>> begin RECORDS TO USE

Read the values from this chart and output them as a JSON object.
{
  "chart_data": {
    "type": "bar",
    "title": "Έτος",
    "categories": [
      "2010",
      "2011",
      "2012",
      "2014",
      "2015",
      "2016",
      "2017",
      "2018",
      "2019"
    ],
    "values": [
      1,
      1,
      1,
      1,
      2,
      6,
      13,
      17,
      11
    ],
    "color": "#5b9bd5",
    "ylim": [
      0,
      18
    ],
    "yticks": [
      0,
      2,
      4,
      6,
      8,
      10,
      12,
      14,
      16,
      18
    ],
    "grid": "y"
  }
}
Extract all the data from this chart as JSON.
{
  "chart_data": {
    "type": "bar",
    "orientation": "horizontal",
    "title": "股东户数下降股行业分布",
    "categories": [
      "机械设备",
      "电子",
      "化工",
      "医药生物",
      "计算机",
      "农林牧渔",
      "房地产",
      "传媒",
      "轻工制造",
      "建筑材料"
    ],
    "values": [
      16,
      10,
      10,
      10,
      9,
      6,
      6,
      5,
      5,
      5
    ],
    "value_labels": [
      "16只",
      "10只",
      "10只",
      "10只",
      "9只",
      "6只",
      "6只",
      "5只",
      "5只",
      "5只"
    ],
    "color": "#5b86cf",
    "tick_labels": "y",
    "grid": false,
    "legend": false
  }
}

>> end RECORDS TO USE

# [DIRECTIONS]
Exactly as written, give the line containing "Extract all the data from this chart as JSON." and all remaining lines of the records.

# [SOLUTION BELOW]
Extract all the data from this chart as JSON.
{
  "chart_data": {
    "type": "bar",
    "orientation": "horizontal",
    "title": "股东户数下降股行业分布",
    "categories": [
      "机械设备",
      "电子",
      "化工",
      "医药生物",
      "计算机",
      "农林牧渔",
      "房地产",
      "传媒",
      "轻工制造",
      "建筑材料"
    ],
    "values": [
      16,
      10,
      10,
      10,
      9,
      6,
      6,
      5,
      5,
      5
    ],
    "value_labels": [
      "16只",
      "10只",
      "10只",
      "10只",
      "9只",
      "6只",
      "6只",
      "5只",
      "5只",
      "5只"
    ],
    "color": "#5b86cf",
    "tick_labels": "y",
    "grid": false,
    "legend": false
  }
}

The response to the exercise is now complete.